Prompt> Select all lines with the string "QUALITY" in them, and copy those lines.
* * *
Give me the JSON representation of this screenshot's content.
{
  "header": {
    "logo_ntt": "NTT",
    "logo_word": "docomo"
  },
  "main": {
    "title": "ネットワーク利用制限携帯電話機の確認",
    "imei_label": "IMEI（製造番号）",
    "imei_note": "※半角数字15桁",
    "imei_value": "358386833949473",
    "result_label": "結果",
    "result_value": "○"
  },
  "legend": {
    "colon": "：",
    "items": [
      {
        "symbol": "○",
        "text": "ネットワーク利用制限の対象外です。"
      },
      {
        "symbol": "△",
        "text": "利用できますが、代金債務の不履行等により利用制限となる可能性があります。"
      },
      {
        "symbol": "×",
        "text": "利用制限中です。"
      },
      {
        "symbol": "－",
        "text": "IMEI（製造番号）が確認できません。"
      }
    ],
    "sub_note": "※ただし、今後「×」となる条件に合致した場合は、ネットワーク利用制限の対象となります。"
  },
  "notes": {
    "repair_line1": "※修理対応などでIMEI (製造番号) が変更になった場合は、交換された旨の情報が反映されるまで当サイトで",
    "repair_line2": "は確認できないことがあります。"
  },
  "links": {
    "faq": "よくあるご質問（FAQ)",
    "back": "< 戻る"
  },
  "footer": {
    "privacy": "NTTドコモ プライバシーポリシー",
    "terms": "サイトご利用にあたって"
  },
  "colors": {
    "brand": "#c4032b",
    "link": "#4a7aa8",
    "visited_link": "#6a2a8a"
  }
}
* * *
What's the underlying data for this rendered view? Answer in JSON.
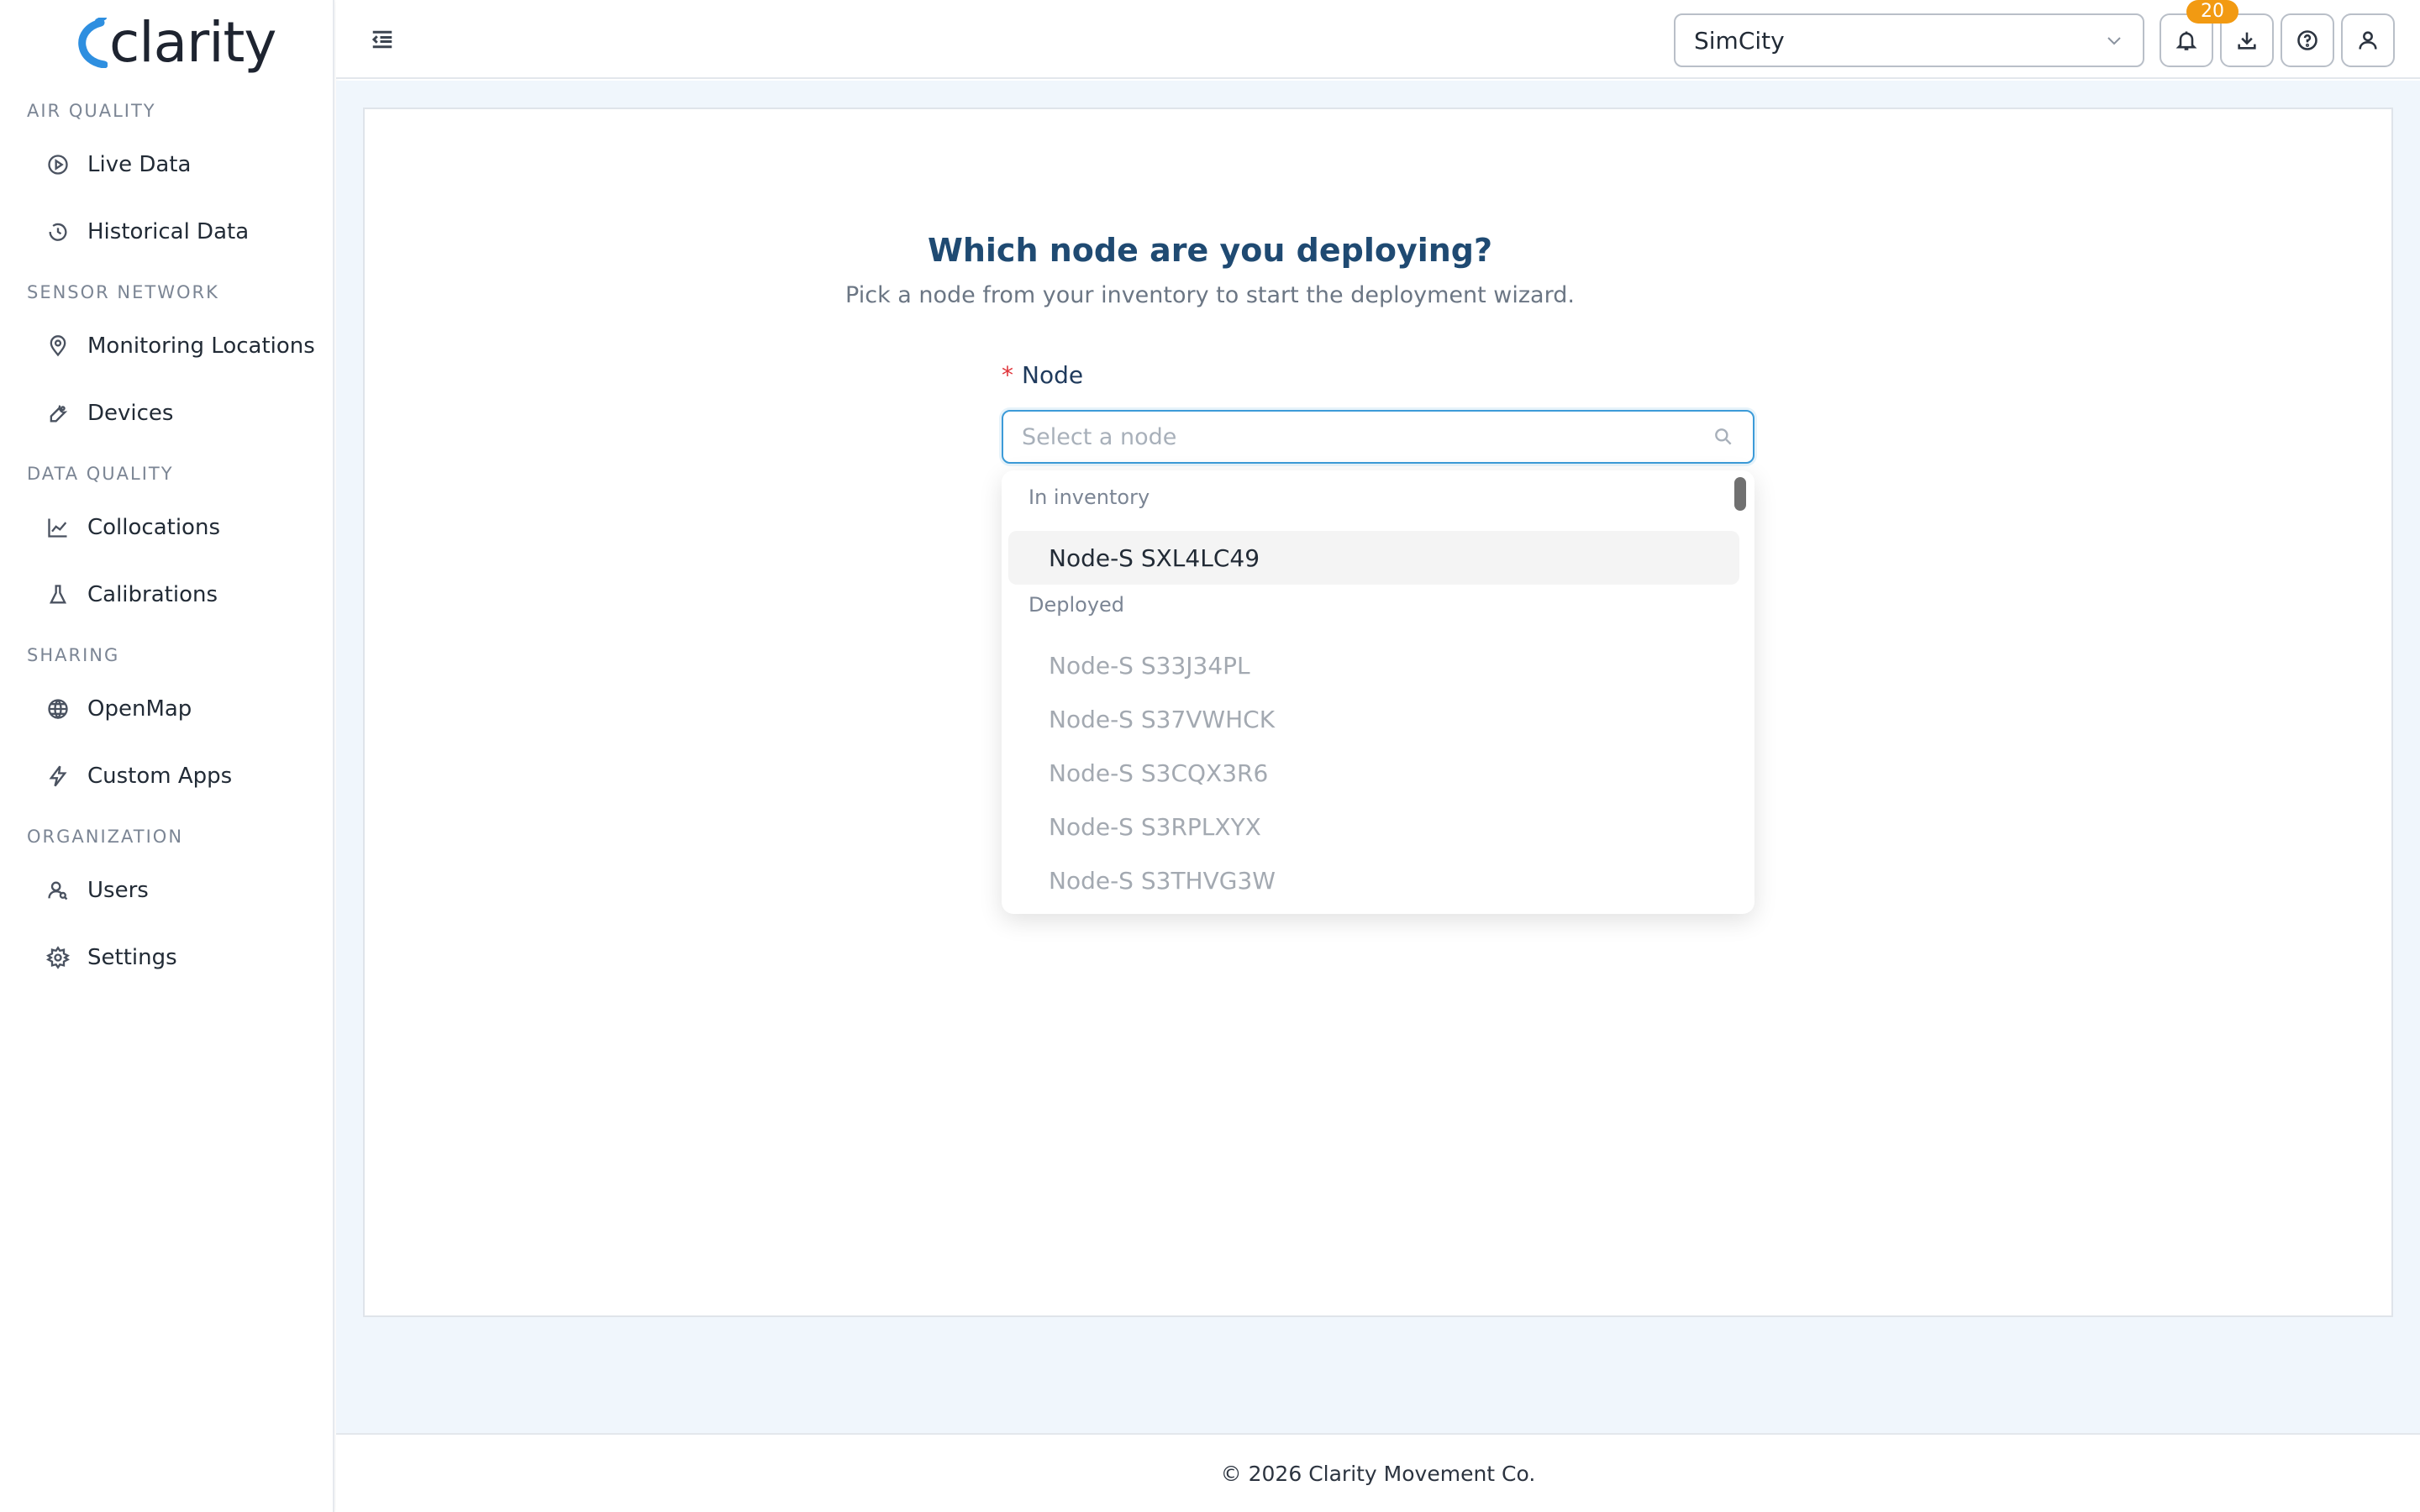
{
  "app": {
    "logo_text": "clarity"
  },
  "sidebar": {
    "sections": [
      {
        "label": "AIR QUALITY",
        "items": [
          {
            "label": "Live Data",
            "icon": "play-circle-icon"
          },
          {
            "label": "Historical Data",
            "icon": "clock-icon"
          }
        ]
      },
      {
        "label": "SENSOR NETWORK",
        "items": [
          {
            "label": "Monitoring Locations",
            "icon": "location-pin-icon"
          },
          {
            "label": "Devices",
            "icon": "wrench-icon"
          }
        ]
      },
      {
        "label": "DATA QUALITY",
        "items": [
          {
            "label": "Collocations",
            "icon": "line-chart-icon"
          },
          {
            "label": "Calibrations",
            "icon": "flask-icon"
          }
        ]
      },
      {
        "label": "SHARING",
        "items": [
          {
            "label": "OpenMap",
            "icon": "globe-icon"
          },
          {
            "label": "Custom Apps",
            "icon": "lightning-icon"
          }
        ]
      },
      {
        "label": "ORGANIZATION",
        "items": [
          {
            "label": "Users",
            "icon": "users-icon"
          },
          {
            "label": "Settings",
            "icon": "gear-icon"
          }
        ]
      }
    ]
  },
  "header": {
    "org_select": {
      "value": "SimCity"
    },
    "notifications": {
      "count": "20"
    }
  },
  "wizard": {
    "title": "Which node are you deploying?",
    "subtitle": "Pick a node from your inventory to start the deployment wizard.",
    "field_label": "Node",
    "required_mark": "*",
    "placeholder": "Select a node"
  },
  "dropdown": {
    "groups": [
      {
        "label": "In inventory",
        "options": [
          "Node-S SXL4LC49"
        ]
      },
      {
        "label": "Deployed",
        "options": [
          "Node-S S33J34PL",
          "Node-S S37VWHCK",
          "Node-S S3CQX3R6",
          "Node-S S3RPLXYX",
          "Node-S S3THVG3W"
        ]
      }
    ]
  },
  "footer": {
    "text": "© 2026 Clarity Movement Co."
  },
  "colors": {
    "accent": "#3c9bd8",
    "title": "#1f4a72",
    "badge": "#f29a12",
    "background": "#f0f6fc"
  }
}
* * *
In response>
        "label": "AIR QUALITY",
        "label": "DATA QUALITY",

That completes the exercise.